◆ Available records:
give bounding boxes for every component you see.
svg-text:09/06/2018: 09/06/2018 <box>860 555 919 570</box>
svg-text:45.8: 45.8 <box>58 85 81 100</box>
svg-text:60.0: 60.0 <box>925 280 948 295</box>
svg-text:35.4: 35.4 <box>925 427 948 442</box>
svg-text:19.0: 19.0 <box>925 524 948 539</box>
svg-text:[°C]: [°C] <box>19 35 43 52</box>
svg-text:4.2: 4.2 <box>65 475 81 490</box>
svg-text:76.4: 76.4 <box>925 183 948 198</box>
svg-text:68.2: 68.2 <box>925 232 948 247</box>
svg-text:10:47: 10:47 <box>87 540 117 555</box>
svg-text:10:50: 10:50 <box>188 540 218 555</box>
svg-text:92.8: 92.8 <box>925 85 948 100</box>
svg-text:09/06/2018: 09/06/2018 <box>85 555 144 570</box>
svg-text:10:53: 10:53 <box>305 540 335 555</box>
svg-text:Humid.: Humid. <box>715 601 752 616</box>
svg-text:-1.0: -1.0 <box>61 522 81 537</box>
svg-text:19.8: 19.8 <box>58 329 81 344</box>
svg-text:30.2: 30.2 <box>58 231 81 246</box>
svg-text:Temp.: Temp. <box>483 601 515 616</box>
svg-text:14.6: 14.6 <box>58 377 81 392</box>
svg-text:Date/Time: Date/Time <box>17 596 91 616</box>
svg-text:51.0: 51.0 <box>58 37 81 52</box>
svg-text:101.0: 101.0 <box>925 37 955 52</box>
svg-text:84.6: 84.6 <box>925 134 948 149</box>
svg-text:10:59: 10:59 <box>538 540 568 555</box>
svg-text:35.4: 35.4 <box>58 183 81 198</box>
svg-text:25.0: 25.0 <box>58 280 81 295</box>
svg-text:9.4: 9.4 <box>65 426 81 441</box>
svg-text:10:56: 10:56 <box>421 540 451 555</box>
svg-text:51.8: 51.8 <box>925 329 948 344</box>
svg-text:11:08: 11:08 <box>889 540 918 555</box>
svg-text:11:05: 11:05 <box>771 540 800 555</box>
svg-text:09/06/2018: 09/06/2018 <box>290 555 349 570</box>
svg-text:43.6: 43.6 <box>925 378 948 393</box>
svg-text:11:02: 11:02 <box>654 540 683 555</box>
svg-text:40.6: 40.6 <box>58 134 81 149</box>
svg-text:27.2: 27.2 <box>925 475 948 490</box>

◆ Required work: Reproduce all of the records above, substituting "Timestamp" for each occurrence of "Date/Time" and leaving everything else unchanged.

◆ Output for this task:
give bounding boxes for every component you see.
svg-text:09/06/2018: 09/06/2018 <box>860 555 919 570</box>
svg-text:45.8: 45.8 <box>58 85 81 100</box>
svg-text:60.0: 60.0 <box>925 280 948 295</box>
svg-text:35.4: 35.4 <box>925 427 948 442</box>
svg-text:19.0: 19.0 <box>925 524 948 539</box>
svg-text:[°C]: [°C] <box>19 35 43 52</box>
svg-text:4.2: 4.2 <box>65 475 81 490</box>
svg-text:76.4: 76.4 <box>925 183 948 198</box>
svg-text:68.2: 68.2 <box>925 232 948 247</box>
svg-text:10:47: 10:47 <box>87 540 117 555</box>
svg-text:10:50: 10:50 <box>188 540 218 555</box>
svg-text:92.8: 92.8 <box>925 85 948 100</box>
svg-text:09/06/2018: 09/06/2018 <box>85 555 144 570</box>
svg-text:10:53: 10:53 <box>305 540 335 555</box>
svg-text:Humid.: Humid. <box>715 601 752 616</box>
svg-text:-1.0: -1.0 <box>61 522 81 537</box>
svg-text:19.8: 19.8 <box>58 329 81 344</box>
svg-text:30.2: 30.2 <box>58 231 81 246</box>
svg-text:Temp.: Temp. <box>483 601 515 616</box>
svg-text:14.6: 14.6 <box>58 377 81 392</box>
svg-text:Timestamp: Timestamp <box>17 596 91 616</box>
svg-text:51.0: 51.0 <box>58 37 81 52</box>
svg-text:101.0: 101.0 <box>925 37 955 52</box>
svg-text:84.6: 84.6 <box>925 134 948 149</box>
svg-text:10:59: 10:59 <box>538 540 568 555</box>
svg-text:35.4: 35.4 <box>58 183 81 198</box>
svg-text:25.0: 25.0 <box>58 280 81 295</box>
svg-text:9.4: 9.4 <box>65 426 81 441</box>
svg-text:10:56: 10:56 <box>421 540 451 555</box>
svg-text:51.8: 51.8 <box>925 329 948 344</box>
svg-text:11:08: 11:08 <box>889 540 918 555</box>
svg-text:11:05: 11:05 <box>771 540 800 555</box>
svg-text:09/06/2018: 09/06/2018 <box>290 555 349 570</box>
svg-text:43.6: 43.6 <box>925 378 948 393</box>
svg-text:11:02: 11:02 <box>654 540 683 555</box>
svg-text:40.6: 40.6 <box>58 134 81 149</box>
svg-text:27.2: 27.2 <box>925 475 948 490</box>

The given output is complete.